# WHAT THIS TASK INVOLVES:
Render the material again word for word, skipping the pictures in it.
===== RECORDS SHOWN =====
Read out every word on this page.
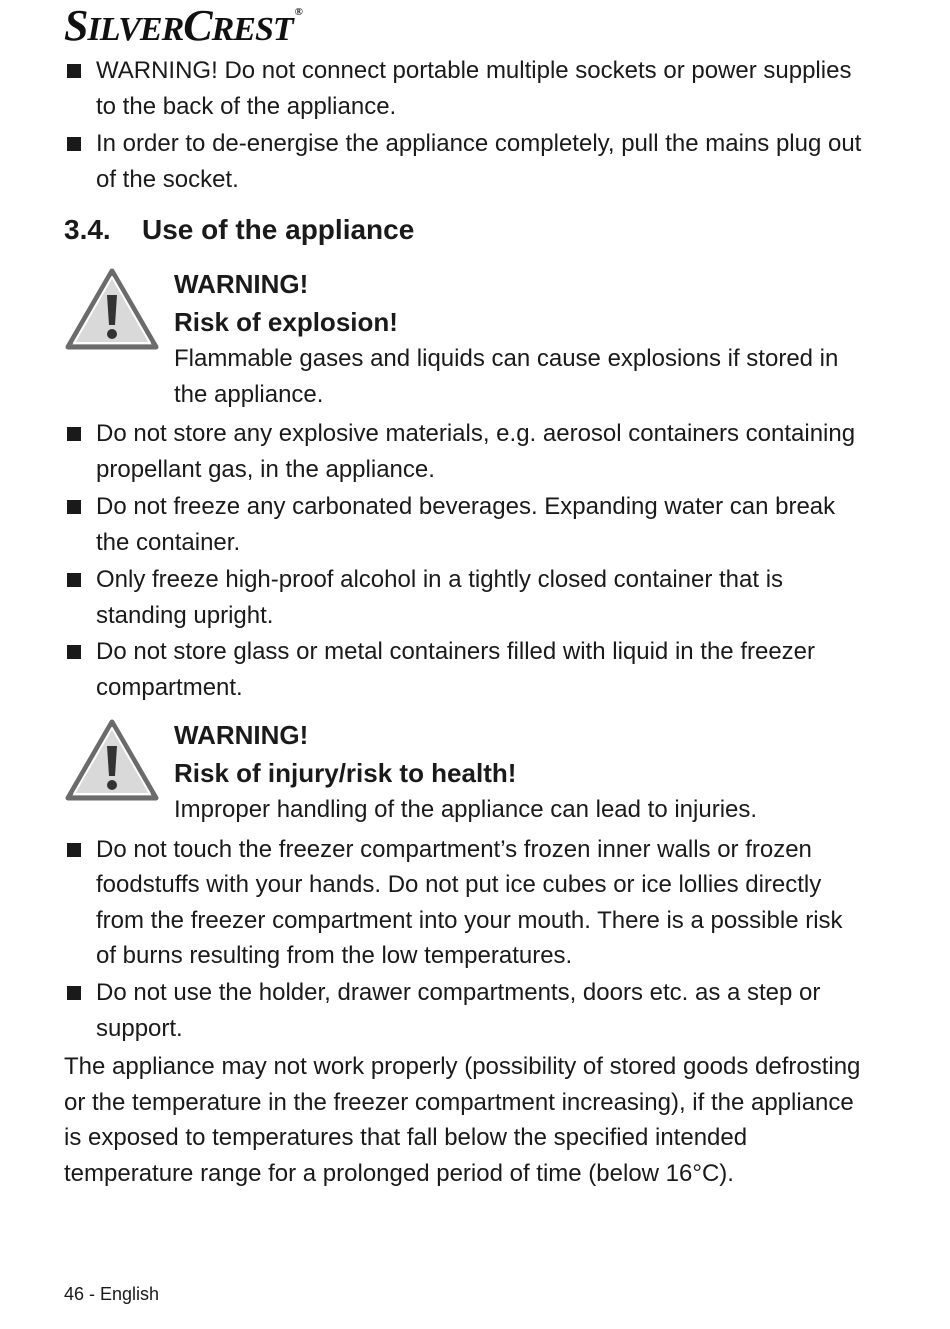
SILVERCREST ®
WARNING! Do not connect portable multiple sockets or power supplies to the back of the appliance.
In order to de-energise the appliance completely, pull the mains plug out of the socket.
3.4. Use of the appliance
WARNING!
Risk of explosion!
Flammable gases and liquids can cause explosions if stored in the appliance.
Do not store any explosive materials, e.g. aerosol containers containing propellant gas, in the appliance.
Do not freeze any carbonated beverages. Expanding water can break the container.
Only freeze high-proof alcohol in a tightly closed container that is standing upright.
Do not store glass or metal containers filled with liquid in the freezer compartment.
WARNING!
Risk of injury/risk to health!
Improper handling of the appliance can lead to injuries.
Do not touch the freezer compartment’s frozen inner walls or frozen foodstuffs with your hands. Do not put ice cubes or ice lollies directly from the freezer compartment into your mouth. There is a possible risk of burns resulting from the low temperatures.
Do not use the holder, drawer compartments, doors etc. as a step or support.
The appliance may not work properly (possibility of stored goods defrosting or the temperature in the freezer compartment increasing), if the appliance is exposed to temperatures that fall below the specified intended temperature range for a prolonged period of time (below 16°C).
46 - English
=====
# CORRECT ANSWER:
Read out every word on this page.
SILVERCREST ®
WARNING! Do not connect portable multiple sockets or power supplies to the back of the appliance.
In order to de-energise the appliance completely, pull the mains plug out of the socket.
3.4. Use of the appliance
WARNING!
Risk of explosion!
Flammable gases and liquids can cause explosions if stored in the appliance.
Do not store any explosive materials, e.g. aerosol containers containing propellant gas, in the appliance.
Do not freeze any carbonated beverages. Expanding water can break the container.
Only freeze high-proof alcohol in a tightly closed container that is standing upright.
Do not store glass or metal containers filled with liquid in the freezer compartment.
WARNING!
Risk of injury/risk to health!
Improper handling of the appliance can lead to injuries.
Do not touch the freezer compartment’s frozen inner walls or frozen foodstuffs with your hands. Do not put ice cubes or ice lollies directly from the freezer compartment into your mouth. There is a possible risk of burns resulting from the low temperatures.
Do not use the holder, drawer compartments, doors etc. as a step or support.
The appliance may not work properly (possibility of stored goods defrosting or the temperature in the freezer compartment increasing), if the appliance is exposed to temperatures that fall below the specified intended temperature range for a prolonged period of time (below 16°C).
46 - English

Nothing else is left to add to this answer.